Work instruction 1 »
Answer these from the blog comments:
(a) At which school did KC Lemson take Mathematica for math classes?
(b) Whom does Scott call the father of the genetic algorithm?
(c) Where did Scott work for Dr. Stuart Kauffman?
Work instruction 2 »
Transcribe part of the blog comments word for word. Begin at the words "Dr. Stuart Kauffman" and stop after "little work Cameron.".
Work instruction 3 »
Write the next part of the blog comments about Wolfram and complexity science, picking up after the last words shown.

Page text »
******************************


  3. KC Lemson says:

    I took mathematica for my math classes at UIUC, which is a couple of miles away from Wolfram. The manager of the math department had apparently known Stephen Wolfram for a long time, and I’ll always remember one of the questions on an exam (written by said manager), about how Stephen Wolfram was a Romulan. I can’t remember exactly how it related to math though 🙂 I loved that class.

  4. Scott says:

    Scott Mitchell: No, well sort of. Much of Wolframs text is "isn’t this cool and I discovered it" for a full 3 inches of book. When the reality is, he didn’t really discover it. He has done work on CA, but he hardly discovered a "New Kind of Science".

    I prepared a short reading list, a beginners guide to Complexity Science, when I saw Richard Lowe was preparing a series of articles about writing Complex Adaptive Systems using C#.


    A good starting point if the Wolfram book interested you, would be "Hidden Order" by John Holland. He’s the father of the genetic algorithm and although he does have some equations in the book, it’s a much shorter read and isn’t as self-promoting.

    Dr. Stuart Kauffman is one of the founders of complexity science as well, I worked for him at the BiosGroup in Santa Fe, NM. His books "At home in the Universe" and "Investigations" deal more with self-organization and how it affects evolution. But they are pretty easy reads, not quite as accessible as Hawkings book though.

  5. Scott says:

    A little post to get my link "above the fold" <LOL>. The comment layout needs a little work Cameron.

  6. Scott says:

    Sorry to ramble on and on, but complexity science is one of my hot-button passions. 🙂 There is a great book out about the founding of the Santa Fe Institute and the beginings of complexity Science at Los Alamos national labs called "Complexity"

******************************

Given entries »
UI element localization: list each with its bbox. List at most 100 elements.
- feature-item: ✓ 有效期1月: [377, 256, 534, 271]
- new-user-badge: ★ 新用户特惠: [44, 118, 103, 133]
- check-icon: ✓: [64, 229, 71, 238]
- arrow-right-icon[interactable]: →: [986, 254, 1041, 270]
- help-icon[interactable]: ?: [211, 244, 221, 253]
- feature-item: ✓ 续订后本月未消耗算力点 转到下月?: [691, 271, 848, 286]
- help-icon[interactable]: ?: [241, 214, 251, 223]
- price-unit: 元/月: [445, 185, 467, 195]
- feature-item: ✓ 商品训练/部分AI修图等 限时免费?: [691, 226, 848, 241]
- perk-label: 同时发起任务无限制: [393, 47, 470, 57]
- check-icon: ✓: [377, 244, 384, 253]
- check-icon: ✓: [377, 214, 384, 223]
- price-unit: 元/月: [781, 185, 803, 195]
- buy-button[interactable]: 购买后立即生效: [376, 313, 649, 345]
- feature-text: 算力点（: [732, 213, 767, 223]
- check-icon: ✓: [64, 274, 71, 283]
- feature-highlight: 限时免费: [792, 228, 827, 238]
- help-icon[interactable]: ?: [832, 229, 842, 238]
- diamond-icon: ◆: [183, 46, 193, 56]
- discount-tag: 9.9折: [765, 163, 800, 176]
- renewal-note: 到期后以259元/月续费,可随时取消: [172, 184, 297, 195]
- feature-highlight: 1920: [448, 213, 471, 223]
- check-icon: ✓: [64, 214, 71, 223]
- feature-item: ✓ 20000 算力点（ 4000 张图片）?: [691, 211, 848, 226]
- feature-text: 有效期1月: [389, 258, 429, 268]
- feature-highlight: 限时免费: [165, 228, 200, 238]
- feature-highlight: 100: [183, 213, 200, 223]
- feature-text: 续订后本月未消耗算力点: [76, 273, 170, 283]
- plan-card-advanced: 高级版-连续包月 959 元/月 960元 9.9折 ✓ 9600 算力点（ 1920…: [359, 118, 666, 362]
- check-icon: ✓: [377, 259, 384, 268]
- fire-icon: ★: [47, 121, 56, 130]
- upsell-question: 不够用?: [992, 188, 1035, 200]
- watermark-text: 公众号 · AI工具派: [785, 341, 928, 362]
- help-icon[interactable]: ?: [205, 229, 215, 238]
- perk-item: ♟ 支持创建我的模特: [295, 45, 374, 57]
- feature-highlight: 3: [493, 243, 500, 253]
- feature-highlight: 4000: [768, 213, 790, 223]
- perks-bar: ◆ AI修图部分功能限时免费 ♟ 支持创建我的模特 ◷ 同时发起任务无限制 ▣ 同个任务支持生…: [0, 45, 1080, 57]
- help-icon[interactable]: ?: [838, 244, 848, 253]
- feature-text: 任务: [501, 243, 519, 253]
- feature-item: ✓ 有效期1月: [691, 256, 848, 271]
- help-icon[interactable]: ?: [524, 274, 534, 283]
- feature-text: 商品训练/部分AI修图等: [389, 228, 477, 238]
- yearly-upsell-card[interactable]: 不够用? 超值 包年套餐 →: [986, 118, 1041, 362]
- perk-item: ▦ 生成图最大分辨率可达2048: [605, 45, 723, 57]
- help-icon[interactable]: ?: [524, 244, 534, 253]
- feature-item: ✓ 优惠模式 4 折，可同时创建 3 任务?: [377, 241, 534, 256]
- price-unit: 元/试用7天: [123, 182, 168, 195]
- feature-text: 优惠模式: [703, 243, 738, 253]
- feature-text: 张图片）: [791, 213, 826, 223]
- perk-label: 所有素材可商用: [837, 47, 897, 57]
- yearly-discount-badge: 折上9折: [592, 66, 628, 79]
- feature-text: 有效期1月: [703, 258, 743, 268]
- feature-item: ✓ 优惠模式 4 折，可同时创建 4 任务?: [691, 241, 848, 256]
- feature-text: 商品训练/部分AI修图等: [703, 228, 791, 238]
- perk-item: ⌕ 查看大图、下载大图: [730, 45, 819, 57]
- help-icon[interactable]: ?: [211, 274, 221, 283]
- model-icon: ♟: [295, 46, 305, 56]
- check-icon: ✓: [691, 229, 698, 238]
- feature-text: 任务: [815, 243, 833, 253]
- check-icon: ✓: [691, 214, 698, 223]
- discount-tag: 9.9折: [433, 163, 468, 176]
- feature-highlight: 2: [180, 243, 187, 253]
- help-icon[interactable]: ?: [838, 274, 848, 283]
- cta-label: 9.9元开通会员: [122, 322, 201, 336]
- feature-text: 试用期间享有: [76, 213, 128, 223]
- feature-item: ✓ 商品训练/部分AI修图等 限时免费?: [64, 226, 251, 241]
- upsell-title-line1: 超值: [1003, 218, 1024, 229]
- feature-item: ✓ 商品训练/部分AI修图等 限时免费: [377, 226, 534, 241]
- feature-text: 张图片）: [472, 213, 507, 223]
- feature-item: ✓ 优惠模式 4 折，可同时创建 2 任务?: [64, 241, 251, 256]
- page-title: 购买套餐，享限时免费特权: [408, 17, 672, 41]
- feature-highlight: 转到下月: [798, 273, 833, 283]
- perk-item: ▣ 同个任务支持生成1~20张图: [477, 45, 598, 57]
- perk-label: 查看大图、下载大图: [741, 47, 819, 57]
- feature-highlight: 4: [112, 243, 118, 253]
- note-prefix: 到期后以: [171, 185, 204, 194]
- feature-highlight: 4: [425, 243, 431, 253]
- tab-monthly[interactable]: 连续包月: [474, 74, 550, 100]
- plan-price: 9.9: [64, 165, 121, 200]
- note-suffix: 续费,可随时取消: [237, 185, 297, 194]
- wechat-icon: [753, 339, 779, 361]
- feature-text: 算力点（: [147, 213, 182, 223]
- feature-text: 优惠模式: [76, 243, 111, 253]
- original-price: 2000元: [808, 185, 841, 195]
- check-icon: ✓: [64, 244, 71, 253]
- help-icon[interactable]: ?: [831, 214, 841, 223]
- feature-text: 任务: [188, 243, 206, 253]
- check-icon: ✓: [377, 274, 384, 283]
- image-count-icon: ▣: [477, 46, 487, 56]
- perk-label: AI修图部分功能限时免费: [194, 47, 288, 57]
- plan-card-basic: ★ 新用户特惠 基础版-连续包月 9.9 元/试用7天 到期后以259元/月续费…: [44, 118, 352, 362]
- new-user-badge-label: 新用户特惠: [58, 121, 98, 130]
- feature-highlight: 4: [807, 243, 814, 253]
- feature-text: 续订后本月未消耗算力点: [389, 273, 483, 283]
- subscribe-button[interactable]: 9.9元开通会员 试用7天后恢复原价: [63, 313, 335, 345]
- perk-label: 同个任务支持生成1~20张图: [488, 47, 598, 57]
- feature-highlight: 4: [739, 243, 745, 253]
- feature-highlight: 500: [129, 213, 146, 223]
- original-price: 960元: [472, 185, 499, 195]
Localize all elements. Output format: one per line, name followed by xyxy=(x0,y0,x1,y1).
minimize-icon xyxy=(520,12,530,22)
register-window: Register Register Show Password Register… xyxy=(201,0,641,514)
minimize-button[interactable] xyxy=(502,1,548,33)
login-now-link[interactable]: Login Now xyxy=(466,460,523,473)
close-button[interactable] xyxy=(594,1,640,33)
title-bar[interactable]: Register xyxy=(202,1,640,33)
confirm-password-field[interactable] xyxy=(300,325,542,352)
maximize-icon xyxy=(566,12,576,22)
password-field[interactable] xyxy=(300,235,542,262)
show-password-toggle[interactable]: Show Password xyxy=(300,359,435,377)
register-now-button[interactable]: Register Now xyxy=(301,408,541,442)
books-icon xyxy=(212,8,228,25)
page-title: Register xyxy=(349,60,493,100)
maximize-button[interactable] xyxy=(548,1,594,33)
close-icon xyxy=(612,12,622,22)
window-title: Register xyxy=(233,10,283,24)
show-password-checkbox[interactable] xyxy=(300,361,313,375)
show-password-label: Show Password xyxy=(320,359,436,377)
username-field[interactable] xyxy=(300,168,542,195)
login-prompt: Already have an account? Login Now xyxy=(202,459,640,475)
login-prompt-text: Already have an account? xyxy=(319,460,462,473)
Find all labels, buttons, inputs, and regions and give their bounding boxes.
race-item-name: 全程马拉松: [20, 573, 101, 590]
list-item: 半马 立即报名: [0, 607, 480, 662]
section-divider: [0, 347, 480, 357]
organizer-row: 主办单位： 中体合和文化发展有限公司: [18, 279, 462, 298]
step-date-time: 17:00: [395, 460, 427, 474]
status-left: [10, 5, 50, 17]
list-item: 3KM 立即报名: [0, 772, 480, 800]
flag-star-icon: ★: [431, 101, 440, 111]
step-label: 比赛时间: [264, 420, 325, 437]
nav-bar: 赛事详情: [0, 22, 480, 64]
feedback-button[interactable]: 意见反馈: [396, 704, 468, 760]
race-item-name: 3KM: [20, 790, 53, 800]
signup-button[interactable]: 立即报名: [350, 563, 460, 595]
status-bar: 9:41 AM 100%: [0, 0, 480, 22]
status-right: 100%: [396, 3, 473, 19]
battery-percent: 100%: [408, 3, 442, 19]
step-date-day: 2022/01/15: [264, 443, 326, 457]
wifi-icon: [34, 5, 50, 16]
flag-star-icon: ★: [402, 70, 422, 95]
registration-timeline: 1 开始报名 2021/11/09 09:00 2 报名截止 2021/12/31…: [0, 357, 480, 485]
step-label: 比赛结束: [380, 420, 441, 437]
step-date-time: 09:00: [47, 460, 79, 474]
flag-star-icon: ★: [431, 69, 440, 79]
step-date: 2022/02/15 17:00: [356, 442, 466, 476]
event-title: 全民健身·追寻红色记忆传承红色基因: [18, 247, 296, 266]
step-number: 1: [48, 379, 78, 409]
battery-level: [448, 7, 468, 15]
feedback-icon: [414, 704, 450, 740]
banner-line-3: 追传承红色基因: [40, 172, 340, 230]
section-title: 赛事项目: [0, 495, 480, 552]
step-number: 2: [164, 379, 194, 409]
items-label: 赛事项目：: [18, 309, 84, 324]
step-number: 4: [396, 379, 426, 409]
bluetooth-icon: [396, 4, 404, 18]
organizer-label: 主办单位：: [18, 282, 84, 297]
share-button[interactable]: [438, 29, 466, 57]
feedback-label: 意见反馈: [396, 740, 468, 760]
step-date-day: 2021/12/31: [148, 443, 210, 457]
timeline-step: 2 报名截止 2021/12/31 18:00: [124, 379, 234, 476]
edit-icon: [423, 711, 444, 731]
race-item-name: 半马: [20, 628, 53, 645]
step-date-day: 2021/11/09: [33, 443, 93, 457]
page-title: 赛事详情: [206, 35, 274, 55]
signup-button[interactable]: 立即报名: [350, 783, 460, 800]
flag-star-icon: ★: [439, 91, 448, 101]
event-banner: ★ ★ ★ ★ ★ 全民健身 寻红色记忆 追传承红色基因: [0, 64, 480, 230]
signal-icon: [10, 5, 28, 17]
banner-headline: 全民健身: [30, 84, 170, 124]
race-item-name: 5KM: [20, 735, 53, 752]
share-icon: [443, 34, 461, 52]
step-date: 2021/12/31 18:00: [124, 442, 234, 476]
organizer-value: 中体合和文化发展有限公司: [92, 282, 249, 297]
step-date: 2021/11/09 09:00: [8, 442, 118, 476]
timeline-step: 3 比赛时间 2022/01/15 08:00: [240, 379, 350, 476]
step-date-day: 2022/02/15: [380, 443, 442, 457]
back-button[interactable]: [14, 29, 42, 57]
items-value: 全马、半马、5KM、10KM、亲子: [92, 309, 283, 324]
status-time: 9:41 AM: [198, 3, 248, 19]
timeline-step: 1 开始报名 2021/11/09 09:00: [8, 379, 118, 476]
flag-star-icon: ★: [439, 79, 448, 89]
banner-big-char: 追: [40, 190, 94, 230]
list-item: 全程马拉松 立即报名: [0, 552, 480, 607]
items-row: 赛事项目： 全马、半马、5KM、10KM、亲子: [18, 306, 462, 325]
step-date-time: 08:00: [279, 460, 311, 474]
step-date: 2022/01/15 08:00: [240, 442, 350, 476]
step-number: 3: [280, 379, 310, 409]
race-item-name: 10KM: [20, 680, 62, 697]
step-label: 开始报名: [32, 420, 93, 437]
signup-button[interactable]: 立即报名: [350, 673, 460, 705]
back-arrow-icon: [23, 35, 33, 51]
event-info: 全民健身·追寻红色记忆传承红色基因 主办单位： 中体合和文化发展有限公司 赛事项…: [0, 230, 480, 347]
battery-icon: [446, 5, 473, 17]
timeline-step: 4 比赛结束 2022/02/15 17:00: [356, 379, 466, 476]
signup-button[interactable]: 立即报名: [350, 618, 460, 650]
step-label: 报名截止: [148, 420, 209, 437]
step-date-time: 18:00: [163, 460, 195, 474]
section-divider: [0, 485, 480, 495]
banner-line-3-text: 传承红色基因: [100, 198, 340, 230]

******************************

Response 1 »
(a) UIUC
(b) John Holland
(c) At the BiosGroup in Santa Fe, NM

Response 2 »
Dr. Stuart Kauffman is one of the founders of complexity science as well, I worked for him at the BiosGroup in Santa Fe, NM. His books "At home in the Universe" and "Investigations" deal more with self-organization and how it affects evolution. But they are pretty easy reads, not quite as accessible as Hawkings book though.

  5. Scott says:

    A little post to get my link "above the fold" <LOL>. The comment layout needs a little work Cameron.

Response 3 »
    It’s very interesting to see how people working in different scientific disciplines came together and realized there was a common thread, complex adaptive systems, running through all their disciplines.

  7. Cameron Reilly says:

    Scott – great comments, would love to hear more about what you know about CA. Will look at your site ASAP.

    In the meantime, I didn’t understand specifically what you meant by "the comment layout needs a little work". Can you expand? And I’ll try to amend the situation.

    Finally, in defense of Wolfram, didn’t he go to lengths in the book to state that, although others had worked on CA before him, he believed he was the first to extend the scope of the approach to pretty much everything?

  8. Scott says:

    (jeez I comment in here so often you’d think I’m stalking Cameron)

    I pointed Matt Warren to the Amazon reviews when he mentioned ANKOS in his blog.




    A more telling review by a physicist is located here.


    Most of the reviews, at least the ones that aren’t critiquing his writing style, lean towards the "he’s unoriginal" opinion. As far as applying to everything, take a look at the science board for the Santa Fe Institute.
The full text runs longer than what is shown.